## What to produce
Print the full listing exactly.

* BEGIN Dataset content *

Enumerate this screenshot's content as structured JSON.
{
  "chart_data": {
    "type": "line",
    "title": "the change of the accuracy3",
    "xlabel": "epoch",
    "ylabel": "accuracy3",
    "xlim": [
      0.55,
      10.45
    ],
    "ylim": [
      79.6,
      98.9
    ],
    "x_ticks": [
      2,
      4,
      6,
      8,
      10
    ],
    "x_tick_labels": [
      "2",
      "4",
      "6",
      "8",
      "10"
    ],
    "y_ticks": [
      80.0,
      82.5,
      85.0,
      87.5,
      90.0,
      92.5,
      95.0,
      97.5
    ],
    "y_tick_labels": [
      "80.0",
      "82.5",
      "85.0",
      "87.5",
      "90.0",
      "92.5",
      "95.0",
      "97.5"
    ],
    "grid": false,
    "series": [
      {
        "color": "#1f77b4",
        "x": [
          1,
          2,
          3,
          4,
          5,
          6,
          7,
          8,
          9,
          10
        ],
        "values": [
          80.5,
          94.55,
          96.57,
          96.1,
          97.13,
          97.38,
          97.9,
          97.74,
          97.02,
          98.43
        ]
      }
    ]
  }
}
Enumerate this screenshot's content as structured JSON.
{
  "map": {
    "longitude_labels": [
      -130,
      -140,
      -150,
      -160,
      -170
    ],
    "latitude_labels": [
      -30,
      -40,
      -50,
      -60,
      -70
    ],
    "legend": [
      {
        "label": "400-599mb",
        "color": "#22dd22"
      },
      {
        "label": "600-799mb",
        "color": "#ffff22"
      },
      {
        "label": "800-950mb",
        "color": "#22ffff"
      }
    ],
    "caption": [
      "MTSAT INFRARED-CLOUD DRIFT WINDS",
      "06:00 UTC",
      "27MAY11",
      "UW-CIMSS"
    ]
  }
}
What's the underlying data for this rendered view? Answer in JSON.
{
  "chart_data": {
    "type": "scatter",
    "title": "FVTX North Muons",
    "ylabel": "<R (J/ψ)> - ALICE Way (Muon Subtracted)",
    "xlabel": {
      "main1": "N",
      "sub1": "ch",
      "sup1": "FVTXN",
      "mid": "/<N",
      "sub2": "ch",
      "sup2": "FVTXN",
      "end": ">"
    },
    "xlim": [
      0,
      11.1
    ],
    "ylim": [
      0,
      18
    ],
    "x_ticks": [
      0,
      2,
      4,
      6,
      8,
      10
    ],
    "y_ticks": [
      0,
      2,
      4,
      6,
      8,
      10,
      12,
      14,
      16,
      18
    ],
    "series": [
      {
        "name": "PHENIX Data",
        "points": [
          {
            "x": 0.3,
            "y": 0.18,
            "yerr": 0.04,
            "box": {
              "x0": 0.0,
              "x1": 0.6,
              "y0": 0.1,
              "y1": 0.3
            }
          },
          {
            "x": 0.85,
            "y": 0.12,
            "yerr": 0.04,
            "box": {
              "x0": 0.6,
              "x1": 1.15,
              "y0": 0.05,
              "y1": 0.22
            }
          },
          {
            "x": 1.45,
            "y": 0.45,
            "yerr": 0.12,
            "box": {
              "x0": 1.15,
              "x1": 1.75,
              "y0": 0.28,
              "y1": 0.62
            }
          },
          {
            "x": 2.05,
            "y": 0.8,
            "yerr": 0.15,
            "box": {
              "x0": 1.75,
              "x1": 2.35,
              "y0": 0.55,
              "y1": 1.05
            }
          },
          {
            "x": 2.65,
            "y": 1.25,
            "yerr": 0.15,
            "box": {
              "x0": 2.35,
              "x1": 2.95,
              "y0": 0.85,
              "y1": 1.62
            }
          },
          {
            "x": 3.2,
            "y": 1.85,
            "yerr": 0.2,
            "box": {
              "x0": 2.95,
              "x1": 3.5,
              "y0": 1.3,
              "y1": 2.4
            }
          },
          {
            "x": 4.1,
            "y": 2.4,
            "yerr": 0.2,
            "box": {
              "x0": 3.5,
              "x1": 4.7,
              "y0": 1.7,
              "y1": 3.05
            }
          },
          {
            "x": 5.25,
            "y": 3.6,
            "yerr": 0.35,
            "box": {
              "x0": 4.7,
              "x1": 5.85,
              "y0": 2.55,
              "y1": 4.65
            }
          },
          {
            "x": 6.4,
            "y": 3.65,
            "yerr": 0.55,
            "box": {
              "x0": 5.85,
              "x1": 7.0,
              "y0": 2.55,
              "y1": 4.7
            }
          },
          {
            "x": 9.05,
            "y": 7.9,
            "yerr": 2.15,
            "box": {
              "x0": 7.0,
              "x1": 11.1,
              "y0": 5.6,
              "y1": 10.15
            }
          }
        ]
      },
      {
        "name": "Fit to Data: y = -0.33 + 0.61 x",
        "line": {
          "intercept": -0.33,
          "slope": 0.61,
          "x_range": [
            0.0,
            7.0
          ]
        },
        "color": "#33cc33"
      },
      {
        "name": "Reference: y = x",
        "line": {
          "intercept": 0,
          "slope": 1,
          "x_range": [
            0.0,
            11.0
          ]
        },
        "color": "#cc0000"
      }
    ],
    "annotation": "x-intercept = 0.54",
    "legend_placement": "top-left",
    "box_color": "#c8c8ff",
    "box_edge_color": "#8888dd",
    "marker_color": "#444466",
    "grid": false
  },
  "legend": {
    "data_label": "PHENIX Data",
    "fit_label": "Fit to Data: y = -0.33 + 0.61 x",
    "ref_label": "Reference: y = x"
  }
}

* END Dataset content *

## The solution
Enumerate this screenshot's content as structured JSON.
{
  "chart_data": {
    "type": "line",
    "title": "the change of the accuracy3",
    "xlabel": "epoch",
    "ylabel": "accuracy3",
    "xlim": [
      0.55,
      10.45
    ],
    "ylim": [
      79.6,
      98.9
    ],
    "x_ticks": [
      2,
      4,
      6,
      8,
      10
    ],
    "x_tick_labels": [
      "2",
      "4",
      "6",
      "8",
      "10"
    ],
    "y_ticks": [
      80.0,
      82.5,
      85.0,
      87.5,
      90.0,
      92.5,
      95.0,
      97.5
    ],
    "y_tick_labels": [
      "80.0",
      "82.5",
      "85.0",
      "87.5",
      "90.0",
      "92.5",
      "95.0",
      "97.5"
    ],
    "grid": false,
    "series": [
      {
        "color": "#1f77b4",
        "x": [
          1,
          2,
          3,
          4,
          5,
          6,
          7,
          8,
          9,
          10
        ],
        "values": [
          80.5,
          94.55,
          96.57,
          96.1,
          97.13,
          97.38,
          97.9,
          97.74,
          97.02,
          98.43
        ]
      }
    ]
  }
}
Enumerate this screenshot's content as structured JSON.
{
  "map": {
    "longitude_labels": [
      -130,
      -140,
      -150,
      -160,
      -170
    ],
    "latitude_labels": [
      -30,
      -40,
      -50,
      -60,
      -70
    ],
    "legend": [
      {
        "label": "400-599mb",
        "color": "#22dd22"
      },
      {
        "label": "600-799mb",
        "color": "#ffff22"
      },
      {
        "label": "800-950mb",
        "color": "#22ffff"
      }
    ],
    "caption": [
      "MTSAT INFRARED-CLOUD DRIFT WINDS",
      "06:00 UTC",
      "27MAY11",
      "UW-CIMSS"
    ]
  }
}
What's the underlying data for this rendered view? Answer in JSON.
{
  "chart_data": {
    "type": "scatter",
    "title": "FVTX North Muons",
    "ylabel": "<R (J/ψ)> - ALICE Way (Muon Subtracted)",
    "xlabel": {
      "main1": "N",
      "sub1": "ch",
      "sup1": "FVTXN",
      "mid": "/<N",
      "sub2": "ch",
      "sup2": "FVTXN",
      "end": ">"
    },
    "xlim": [
      0,
      11.1
    ],
    "ylim": [
      0,
      18
    ],
    "x_ticks": [
      0,
      2,
      4,
      6,
      8,
      10
    ],
    "y_ticks": [
      0,
      2,
      4,
      6,
      8,
      10,
      12,
      14,
      16,
      18
    ],
    "series": [
      {
        "name": "PHENIX Data",
        "points": [
          {
            "x": 0.3,
            "y": 0.18,
            "yerr": 0.04,
            "box": {
              "x0": 0.0,
              "x1": 0.6,
              "y0": 0.1,
              "y1": 0.3
            }
          },
          {
            "x": 0.85,
            "y": 0.12,
            "yerr": 0.04,
            "box": {
              "x0": 0.6,
              "x1": 1.15,
              "y0": 0.05,
              "y1": 0.22
            }
          },
          {
            "x": 1.45,
            "y": 0.45,
            "yerr": 0.12,
            "box": {
              "x0": 1.15,
              "x1": 1.75,
              "y0": 0.28,
              "y1": 0.62
            }
          },
          {
            "x": 2.05,
            "y": 0.8,
            "yerr": 0.15,
            "box": {
              "x0": 1.75,
              "x1": 2.35,
              "y0": 0.55,
              "y1": 1.05
            }
          },
          {
            "x": 2.65,
            "y": 1.25,
            "yerr": 0.15,
            "box": {
              "x0": 2.35,
              "x1": 2.95,
              "y0": 0.85,
              "y1": 1.62
            }
          },
          {
            "x": 3.2,
            "y": 1.85,
            "yerr": 0.2,
            "box": {
              "x0": 2.95,
              "x1": 3.5,
              "y0": 1.3,
              "y1": 2.4
            }
          },
          {
            "x": 4.1,
            "y": 2.4,
            "yerr": 0.2,
            "box": {
              "x0": 3.5,
              "x1": 4.7,
              "y0": 1.7,
              "y1": 3.05
            }
          },
          {
            "x": 5.25,
            "y": 3.6,
            "yerr": 0.35,
            "box": {
              "x0": 4.7,
              "x1": 5.85,
              "y0": 2.55,
              "y1": 4.65
            }
          },
          {
            "x": 6.4,
            "y": 3.65,
            "yerr": 0.55,
            "box": {
              "x0": 5.85,
              "x1": 7.0,
              "y0": 2.55,
              "y1": 4.7
            }
          },
          {
            "x": 9.05,
            "y": 7.9,
            "yerr": 2.15,
            "box": {
              "x0": 7.0,
              "x1": 11.1,
              "y0": 5.6,
              "y1": 10.15
            }
          }
        ]
      },
      {
        "name": "Fit to Data: y = -0.33 + 0.61 x",
        "line": {
          "intercept": -0.33,
          "slope": 0.61,
          "x_range": [
            0.0,
            7.0
          ]
        },
        "color": "#33cc33"
      },
      {
        "name": "Reference: y = x",
        "line": {
          "intercept": 0,
          "slope": 1,
          "x_range": [
            0.0,
            11.0
          ]
        },
        "color": "#cc0000"
      }
    ],
    "annotation": "x-intercept = 0.54",
    "legend_placement": "top-left",
    "box_color": "#c8c8ff",
    "box_edge_color": "#8888dd",
    "marker_color": "#444466",
    "grid": false
  },
  "legend": {
    "data_label": "PHENIX Data",
    "fit_label": "Fit to Data: y = -0.33 + 0.61 x",
    "ref_label": "Reference: y = x"
  }
}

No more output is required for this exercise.